▶ [To be done]: Collect all lines below with the string "content".
##### Data shown #####
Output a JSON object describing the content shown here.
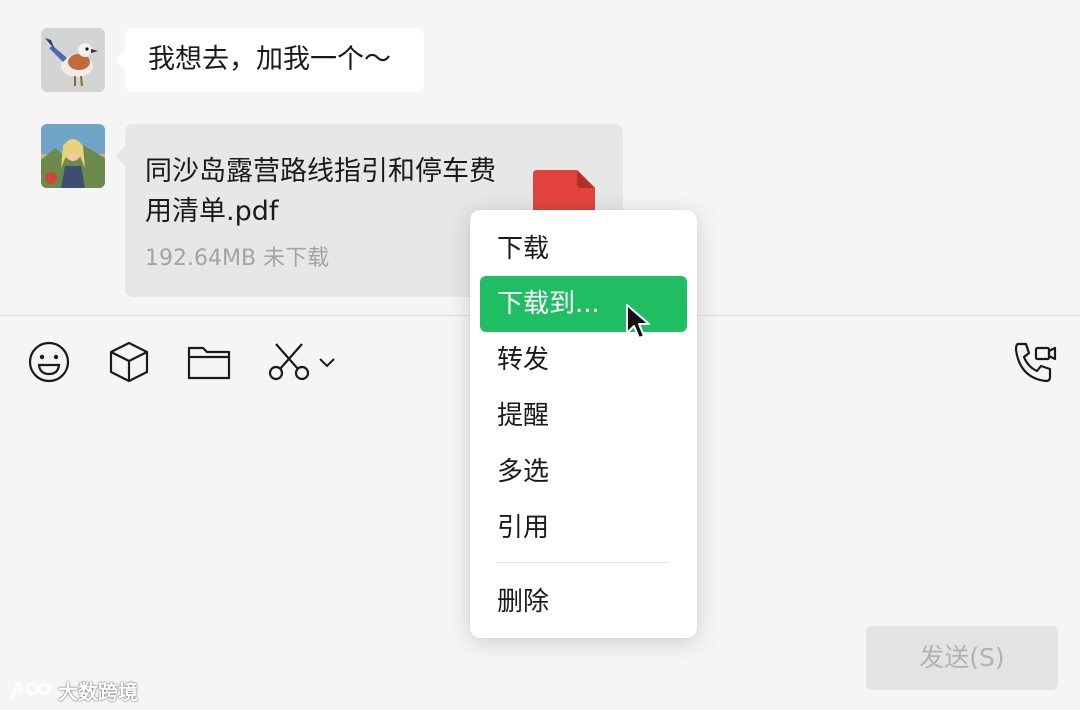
{
  "chat": {
    "messages": [
      {
        "type": "text",
        "text": "我想去，加我一个～"
      },
      {
        "type": "file",
        "file_name": "同沙岛露营路线指引和停车费用清单.pdf",
        "file_size": "192.64MB",
        "file_status": "未下载",
        "file_icon": "pdf-file-icon"
      }
    ]
  },
  "toolbar": {
    "icons": [
      "emoji-icon",
      "sticker-cube-icon",
      "folder-icon",
      "scissors-icon",
      "chevron-down-icon",
      "voice-video-call-icon"
    ]
  },
  "context_menu": {
    "items": [
      {
        "label": "下载",
        "active": false
      },
      {
        "label": "下载到...",
        "active": true
      },
      {
        "label": "转发",
        "active": false
      },
      {
        "label": "提醒",
        "active": false
      },
      {
        "label": "多选",
        "active": false
      },
      {
        "label": "引用",
        "active": false
      },
      {
        "label": "删除",
        "active": false
      }
    ]
  },
  "send_button": {
    "label": "发送(S)"
  },
  "watermark": {
    "text": "大数跨境"
  },
  "colors": {
    "accent": "#1fbe63",
    "background": "#f5f5f5",
    "file_bubble": "#e7e7e7",
    "pdf_red": "#e2443d"
  }
}
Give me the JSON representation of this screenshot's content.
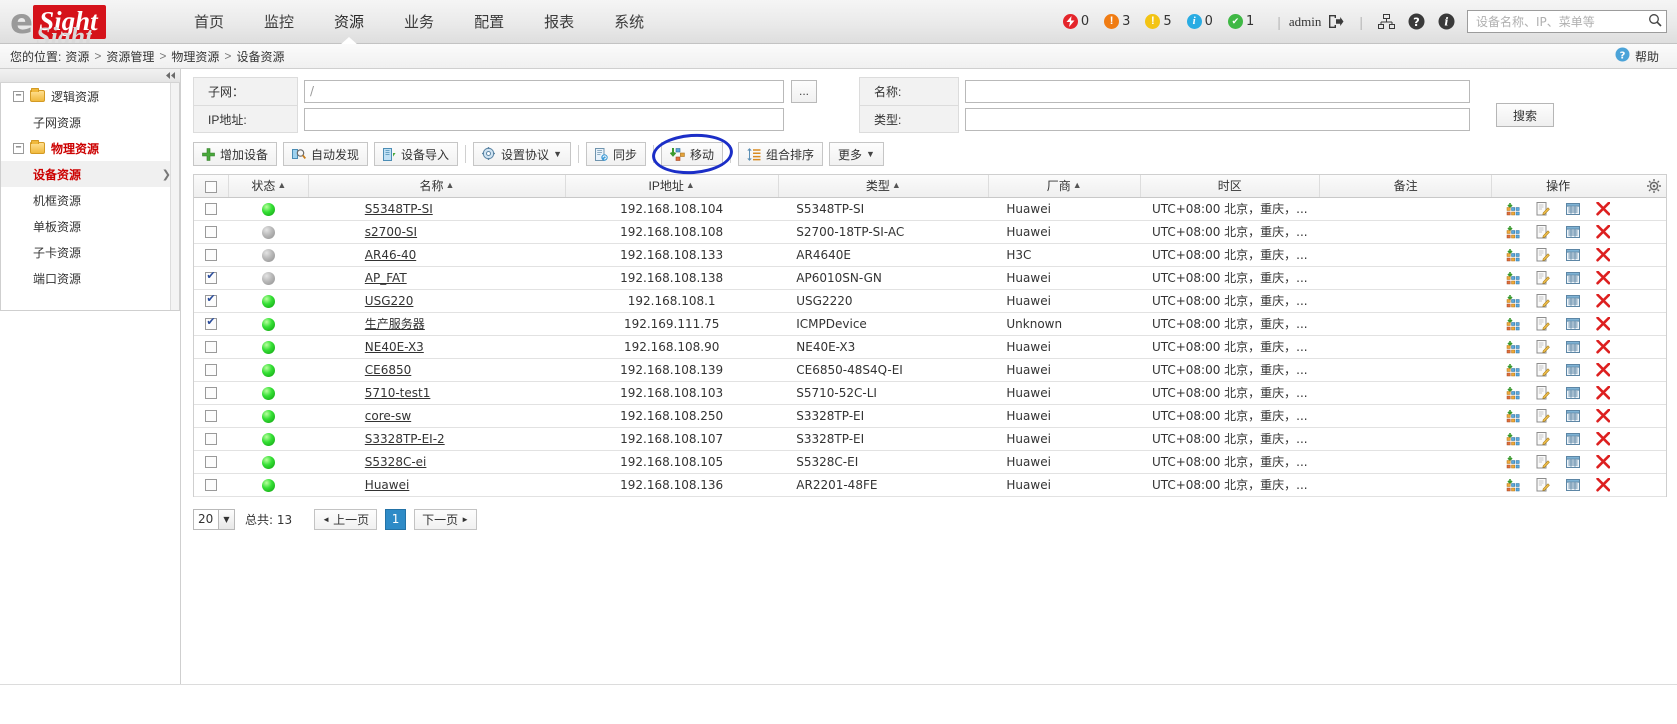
{
  "app": {
    "logo_left": "e",
    "logo_right": "Sight",
    "logo_ghost": "Sight"
  },
  "nav": {
    "items": [
      {
        "label": "首页",
        "active": false
      },
      {
        "label": "监控",
        "active": false
      },
      {
        "label": "资源",
        "active": true
      },
      {
        "label": "业务",
        "active": false
      },
      {
        "label": "配置",
        "active": false
      },
      {
        "label": "报表",
        "active": false
      },
      {
        "label": "系统",
        "active": false
      }
    ]
  },
  "header_right": {
    "alarms": [
      {
        "name": "critical",
        "glyph": "⚡",
        "count": "0",
        "color": "#e4252b"
      },
      {
        "name": "major",
        "glyph": "!",
        "count": "3",
        "color": "#f07c13"
      },
      {
        "name": "minor",
        "glyph": "!",
        "count": "5",
        "color": "#f3c414"
      },
      {
        "name": "warning",
        "glyph": "i",
        "count": "0",
        "color": "#29ace3"
      },
      {
        "name": "cleared",
        "glyph": "✔",
        "count": "1",
        "color": "#3fb845"
      }
    ],
    "user": "admin",
    "icons": [
      "logout-icon",
      "topology-icon",
      "help-icon",
      "about-icon"
    ],
    "search_placeholder": "设备名称、IP、菜单等"
  },
  "breadcrumb": {
    "prefix": "您的位置:",
    "items": [
      "资源",
      "资源管理",
      "物理资源",
      "设备资源"
    ],
    "separator": ">",
    "help_label": "帮助"
  },
  "sidebar": {
    "tree": [
      {
        "label": "逻辑资源",
        "type": "folder",
        "expanded": true,
        "selected": false
      },
      {
        "label": "子网资源",
        "type": "leaf",
        "selected": false
      },
      {
        "label": "物理资源",
        "type": "folder",
        "expanded": true,
        "selected": false,
        "highlight": true
      },
      {
        "label": "设备资源",
        "type": "leaf",
        "selected": true
      },
      {
        "label": "机框资源",
        "type": "leaf",
        "selected": false
      },
      {
        "label": "单板资源",
        "type": "leaf",
        "selected": false
      },
      {
        "label": "子卡资源",
        "type": "leaf",
        "selected": false
      },
      {
        "label": "端口资源",
        "type": "leaf",
        "selected": false
      }
    ]
  },
  "filter": {
    "subnet_label": "子网：",
    "subnet_value": "/",
    "ip_label": "IP地址:",
    "ip_value": "",
    "name_label": "名称:",
    "name_value": "",
    "type_label": "类型:",
    "type_value": "",
    "browse_label": "...",
    "search_label": "搜索"
  },
  "toolbar": {
    "buttons": [
      {
        "label": "增加设备",
        "icon": "plus-icon",
        "caret": false,
        "highlighted": false
      },
      {
        "label": "自动发现",
        "icon": "autodiscover-icon",
        "caret": false,
        "highlighted": false
      },
      {
        "label": "设备导入",
        "icon": "import-icon",
        "caret": false,
        "highlighted": false
      },
      {
        "label": "设置协议",
        "icon": "protocol-gear-icon",
        "caret": true,
        "highlighted": false
      },
      {
        "label": "同步",
        "icon": "sync-icon",
        "caret": false,
        "highlighted": false
      },
      {
        "label": "移动",
        "icon": "move-icon",
        "caret": false,
        "highlighted": true
      },
      {
        "label": "组合排序",
        "icon": "sort-icon",
        "caret": false,
        "highlighted": false
      },
      {
        "label": "更多",
        "icon": "",
        "caret": true,
        "highlighted": false
      }
    ],
    "highlight_color": "#1b2ec7"
  },
  "table": {
    "columns": [
      {
        "label": "",
        "sort": false,
        "name": "select-all"
      },
      {
        "label": "状态",
        "sort": true,
        "name": "status"
      },
      {
        "label": "名称",
        "sort": true,
        "name": "name"
      },
      {
        "label": "IP地址",
        "sort": true,
        "name": "ip"
      },
      {
        "label": "类型",
        "sort": true,
        "name": "type"
      },
      {
        "label": "厂商",
        "sort": true,
        "name": "vendor"
      },
      {
        "label": "时区",
        "sort": false,
        "name": "timezone"
      },
      {
        "label": "备注",
        "sort": false,
        "name": "remark"
      },
      {
        "label": "操作",
        "sort": false,
        "name": "operation"
      }
    ],
    "rows": [
      {
        "checked": false,
        "status": "up",
        "name": "S5348TP-SI",
        "ip": "192.168.108.104",
        "type": "S5348TP-SI",
        "vendor": "Huawei",
        "timezone": "UTC+08:00 北京，重庆，...",
        "remark": ""
      },
      {
        "checked": false,
        "status": "down",
        "name": "s2700-SI",
        "ip": "192.168.108.108",
        "type": "S2700-18TP-SI-AC",
        "vendor": "Huawei",
        "timezone": "UTC+08:00 北京，重庆，...",
        "remark": ""
      },
      {
        "checked": false,
        "status": "down",
        "name": "AR46-40",
        "ip": "192.168.108.133",
        "type": "AR4640E",
        "vendor": "H3C",
        "timezone": "UTC+08:00 北京，重庆，...",
        "remark": ""
      },
      {
        "checked": true,
        "status": "down",
        "name": "AP_FAT",
        "ip": "192.168.108.138",
        "type": "AP6010SN-GN",
        "vendor": "Huawei",
        "timezone": "UTC+08:00 北京，重庆，...",
        "remark": ""
      },
      {
        "checked": true,
        "status": "up",
        "name": "USG220",
        "ip": "192.168.108.1",
        "type": "USG2220",
        "vendor": "Huawei",
        "timezone": "UTC+08:00 北京，重庆，...",
        "remark": ""
      },
      {
        "checked": true,
        "status": "up",
        "name": "生产服务器",
        "ip": "192.169.111.75",
        "type": "ICMPDevice",
        "vendor": "Unknown",
        "timezone": "UTC+08:00 北京，重庆，...",
        "remark": ""
      },
      {
        "checked": false,
        "status": "up",
        "name": "NE40E-X3",
        "ip": "192.168.108.90",
        "type": "NE40E-X3",
        "vendor": "Huawei",
        "timezone": "UTC+08:00 北京，重庆，...",
        "remark": ""
      },
      {
        "checked": false,
        "status": "up",
        "name": "CE6850",
        "ip": "192.168.108.139",
        "type": "CE6850-48S4Q-EI",
        "vendor": "Huawei",
        "timezone": "UTC+08:00 北京，重庆，...",
        "remark": ""
      },
      {
        "checked": false,
        "status": "up",
        "name": "5710-test1",
        "ip": "192.168.108.103",
        "type": "S5710-52C-LI",
        "vendor": "Huawei",
        "timezone": "UTC+08:00 北京，重庆，...",
        "remark": ""
      },
      {
        "checked": false,
        "status": "up",
        "name": "core-sw",
        "ip": "192.168.108.250",
        "type": "S3328TP-EI",
        "vendor": "Huawei",
        "timezone": "UTC+08:00 北京，重庆，...",
        "remark": ""
      },
      {
        "checked": false,
        "status": "up",
        "name": "S3328TP-EI-2",
        "ip": "192.168.108.107",
        "type": "S3328TP-EI",
        "vendor": "Huawei",
        "timezone": "UTC+08:00 北京，重庆，...",
        "remark": ""
      },
      {
        "checked": false,
        "status": "up",
        "name": "S5328C-ei",
        "ip": "192.168.108.105",
        "type": "S5328C-EI",
        "vendor": "Huawei",
        "timezone": "UTC+08:00 北京，重庆，...",
        "remark": ""
      },
      {
        "checked": false,
        "status": "up",
        "name": "Huawei",
        "ip": "192.168.108.136",
        "type": "AR2201-48FE",
        "vendor": "Huawei",
        "timezone": "UTC+08:00 北京，重庆，...",
        "remark": ""
      }
    ],
    "row_actions": [
      "topology-icon",
      "edit-icon",
      "detail-icon",
      "delete-icon"
    ],
    "settings_icon": "gear-icon"
  },
  "pager": {
    "page_size": "20",
    "total_label": "总共: 13",
    "prev_label": "上一页",
    "next_label": "下一页",
    "current_page": "1"
  }
}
#####
▶ [Answer below]:
Output a JSON object describing the content shown here.
Give me the JSON representation of this screenshot's content.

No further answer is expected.